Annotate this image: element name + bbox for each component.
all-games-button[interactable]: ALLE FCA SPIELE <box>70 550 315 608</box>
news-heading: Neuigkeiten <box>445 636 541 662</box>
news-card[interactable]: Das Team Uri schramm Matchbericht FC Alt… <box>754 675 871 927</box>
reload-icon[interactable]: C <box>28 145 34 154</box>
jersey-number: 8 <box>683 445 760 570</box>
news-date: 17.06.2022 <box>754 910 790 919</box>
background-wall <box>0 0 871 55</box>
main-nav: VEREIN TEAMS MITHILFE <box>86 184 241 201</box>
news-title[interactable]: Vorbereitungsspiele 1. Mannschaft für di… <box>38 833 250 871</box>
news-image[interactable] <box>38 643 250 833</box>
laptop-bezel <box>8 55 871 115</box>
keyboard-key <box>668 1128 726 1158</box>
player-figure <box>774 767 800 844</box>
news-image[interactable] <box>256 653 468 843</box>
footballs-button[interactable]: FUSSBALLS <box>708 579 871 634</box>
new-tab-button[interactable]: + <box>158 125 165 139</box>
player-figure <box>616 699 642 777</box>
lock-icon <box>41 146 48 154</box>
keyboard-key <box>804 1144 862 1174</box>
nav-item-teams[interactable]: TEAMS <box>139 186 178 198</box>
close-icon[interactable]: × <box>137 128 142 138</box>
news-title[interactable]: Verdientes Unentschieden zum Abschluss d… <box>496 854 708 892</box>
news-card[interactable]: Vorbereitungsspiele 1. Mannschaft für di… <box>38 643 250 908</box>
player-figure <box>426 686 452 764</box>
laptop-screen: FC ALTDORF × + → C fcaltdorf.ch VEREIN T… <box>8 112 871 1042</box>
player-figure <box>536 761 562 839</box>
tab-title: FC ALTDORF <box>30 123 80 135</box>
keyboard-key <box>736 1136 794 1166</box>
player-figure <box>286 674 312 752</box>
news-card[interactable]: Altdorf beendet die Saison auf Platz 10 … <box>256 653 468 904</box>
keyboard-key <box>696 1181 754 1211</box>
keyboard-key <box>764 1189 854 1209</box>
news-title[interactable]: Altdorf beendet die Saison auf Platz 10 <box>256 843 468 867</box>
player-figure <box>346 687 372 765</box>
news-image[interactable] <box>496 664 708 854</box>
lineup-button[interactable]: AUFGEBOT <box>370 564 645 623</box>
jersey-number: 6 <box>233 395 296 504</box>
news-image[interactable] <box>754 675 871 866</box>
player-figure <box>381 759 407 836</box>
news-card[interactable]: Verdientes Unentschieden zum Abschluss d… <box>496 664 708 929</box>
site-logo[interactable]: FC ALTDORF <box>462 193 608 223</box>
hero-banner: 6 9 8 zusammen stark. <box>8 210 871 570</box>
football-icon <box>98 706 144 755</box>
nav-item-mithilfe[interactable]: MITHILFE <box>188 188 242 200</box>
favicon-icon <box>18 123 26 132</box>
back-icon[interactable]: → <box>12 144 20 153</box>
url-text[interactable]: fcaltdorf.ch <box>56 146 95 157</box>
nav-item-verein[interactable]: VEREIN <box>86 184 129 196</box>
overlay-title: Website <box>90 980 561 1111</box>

+ + + + +

To be done: Output these lines as a numbered list, leaving out any blank lines.

Task result:
1. Annotate this image: element name + bbox for each component.
2. all-games-button[interactable]: ALLE FCA SPIELE <box>70 550 315 608</box>
3. news-heading: Neuigkeiten <box>445 636 541 662</box>
4. news-card[interactable]: Das Team Uri schramm Matchbericht FC Alt… <box>754 675 871 927</box>
5. reload-icon[interactable]: C <box>28 145 34 154</box>
6. jersey-number: 8 <box>683 445 760 570</box>
7. news-date: 17.06.2022 <box>754 910 790 919</box>
8. background-wall <box>0 0 871 55</box>
9. main-nav: VEREIN TEAMS MITHILFE <box>86 184 241 201</box>
10. news-title[interactable]: Vorbereitungsspiele 1. Mannschaft für di… <box>38 833 250 871</box>
11. news-image[interactable] <box>38 643 250 833</box>
12. laptop-bezel <box>8 55 871 115</box>
13. keyboard-key <box>668 1128 726 1158</box>
14. player-figure <box>774 767 800 844</box>
15. news-image[interactable] <box>256 653 468 843</box>
16. footballs-button[interactable]: FUSSBALLS <box>708 579 871 634</box>
17. new-tab-button[interactable]: + <box>158 125 165 139</box>
18. player-figure <box>616 699 642 777</box>
19. lock-icon <box>41 146 48 154</box>
20. keyboard-key <box>804 1144 862 1174</box>
21. nav-item-teams[interactable]: TEAMS <box>139 186 178 198</box>
22. close-icon[interactable]: × <box>137 128 142 138</box>
23. news-title[interactable]: Verdientes Unentschieden zum Abschluss d… <box>496 854 708 892</box>
24. news-card[interactable]: Vorbereitungsspiele 1. Mannschaft für di… <box>38 643 250 908</box>
25. player-figure <box>426 686 452 764</box>
26. laptop-screen: FC ALTDORF × + → C fcaltdorf.ch VEREIN T… <box>8 112 871 1042</box>
27. player-figure <box>536 761 562 839</box>
28. tab-title: FC ALTDORF <box>30 123 80 135</box>
29. keyboard-key <box>736 1136 794 1166</box>
30. player-figure <box>286 674 312 752</box>
31. news-card[interactable]: Altdorf beendet die Saison auf Platz 10 … <box>256 653 468 904</box>
32. keyboard-key <box>696 1181 754 1211</box>
33. keyboard-key <box>764 1189 854 1209</box>
34. news-title[interactable]: Altdorf beendet die Saison auf Platz 10 <box>256 843 468 867</box>
35. player-figure <box>346 687 372 765</box>
36. news-image[interactable] <box>496 664 708 854</box>
37. lineup-button[interactable]: AUFGEBOT <box>370 564 645 623</box>
38. jersey-number: 6 <box>233 395 296 504</box>
39. news-image[interactable] <box>754 675 871 866</box>
40. player-figure <box>381 759 407 836</box>
41. news-card[interactable]: Verdientes Unentschieden zum Abschluss d… <box>496 664 708 929</box>
42. site-logo[interactable]: FC ALTDORF <box>462 193 608 223</box>
43. hero-banner: 6 9 8 zusammen stark. <box>8 210 871 570</box>
44. football-icon <box>98 706 144 755</box>
45. nav-item-mithilfe[interactable]: MITHILFE <box>188 188 242 200</box>
46. favicon-icon <box>18 123 26 132</box>
47. back-icon[interactable]: → <box>12 144 20 153</box>
48. url-text[interactable]: fcaltdorf.ch <box>56 146 95 157</box>
49. nav-item-verein[interactable]: VEREIN <box>86 184 129 196</box>
50. overlay-title: Website <box>90 980 561 1111</box>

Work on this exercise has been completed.